Retype the material in full, keeping every word the same.

» Data for this task:
Begin

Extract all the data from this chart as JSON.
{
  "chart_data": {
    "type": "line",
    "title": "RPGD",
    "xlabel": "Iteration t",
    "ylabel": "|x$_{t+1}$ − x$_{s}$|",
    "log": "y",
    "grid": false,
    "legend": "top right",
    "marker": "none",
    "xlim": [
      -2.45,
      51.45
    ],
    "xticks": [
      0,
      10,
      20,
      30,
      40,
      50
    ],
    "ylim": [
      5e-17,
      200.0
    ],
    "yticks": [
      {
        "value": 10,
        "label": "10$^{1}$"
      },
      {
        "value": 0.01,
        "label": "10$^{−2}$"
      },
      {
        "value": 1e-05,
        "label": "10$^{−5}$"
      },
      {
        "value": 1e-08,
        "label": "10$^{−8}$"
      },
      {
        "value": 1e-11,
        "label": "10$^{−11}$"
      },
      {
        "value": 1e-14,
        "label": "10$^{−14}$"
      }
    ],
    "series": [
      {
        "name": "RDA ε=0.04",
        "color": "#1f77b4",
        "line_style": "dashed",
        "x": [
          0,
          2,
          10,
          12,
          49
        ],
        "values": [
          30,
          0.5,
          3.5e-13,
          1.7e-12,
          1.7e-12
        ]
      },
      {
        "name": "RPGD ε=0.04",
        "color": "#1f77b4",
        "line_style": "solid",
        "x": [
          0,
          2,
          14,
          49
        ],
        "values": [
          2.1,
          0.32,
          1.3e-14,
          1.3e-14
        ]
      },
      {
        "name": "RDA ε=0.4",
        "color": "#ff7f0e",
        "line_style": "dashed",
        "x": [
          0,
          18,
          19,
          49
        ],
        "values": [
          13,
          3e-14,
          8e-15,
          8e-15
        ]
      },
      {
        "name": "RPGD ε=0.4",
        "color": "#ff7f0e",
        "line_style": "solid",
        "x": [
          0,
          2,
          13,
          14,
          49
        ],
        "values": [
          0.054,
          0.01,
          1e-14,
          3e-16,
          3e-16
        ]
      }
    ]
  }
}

End

» Correct response:
Extract all the data from this chart as JSON.
{
  "chart_data": {
    "type": "line",
    "title": "RPGD",
    "xlabel": "Iteration t",
    "ylabel": "|x$_{t+1}$ − x$_{s}$|",
    "log": "y",
    "grid": false,
    "legend": "top right",
    "marker": "none",
    "xlim": [
      -2.45,
      51.45
    ],
    "xticks": [
      0,
      10,
      20,
      30,
      40,
      50
    ],
    "ylim": [
      5e-17,
      200.0
    ],
    "yticks": [
      {
        "value": 10,
        "label": "10$^{1}$"
      },
      {
        "value": 0.01,
        "label": "10$^{−2}$"
      },
      {
        "value": 1e-05,
        "label": "10$^{−5}$"
      },
      {
        "value": 1e-08,
        "label": "10$^{−8}$"
      },
      {
        "value": 1e-11,
        "label": "10$^{−11}$"
      },
      {
        "value": 1e-14,
        "label": "10$^{−14}$"
      }
    ],
    "series": [
      {
        "name": "RDA ε=0.04",
        "color": "#1f77b4",
        "line_style": "dashed",
        "x": [
          0,
          2,
          10,
          12,
          49
        ],
        "values": [
          30,
          0.5,
          3.5e-13,
          1.7e-12,
          1.7e-12
        ]
      },
      {
        "name": "RPGD ε=0.04",
        "color": "#1f77b4",
        "line_style": "solid",
        "x": [
          0,
          2,
          14,
          49
        ],
        "values": [
          2.1,
          0.32,
          1.3e-14,
          1.3e-14
        ]
      },
      {
        "name": "RDA ε=0.4",
        "color": "#ff7f0e",
        "line_style": "dashed",
        "x": [
          0,
          18,
          19,
          49
        ],
        "values": [
          13,
          3e-14,
          8e-15,
          8e-15
        ]
      },
      {
        "name": "RPGD ε=0.4",
        "color": "#ff7f0e",
        "line_style": "solid",
        "x": [
          0,
          2,
          13,
          14,
          49
        ],
        "values": [
          0.054,
          0.01,
          1e-14,
          3e-16,
          3e-16
        ]
      }
    ]
  }
}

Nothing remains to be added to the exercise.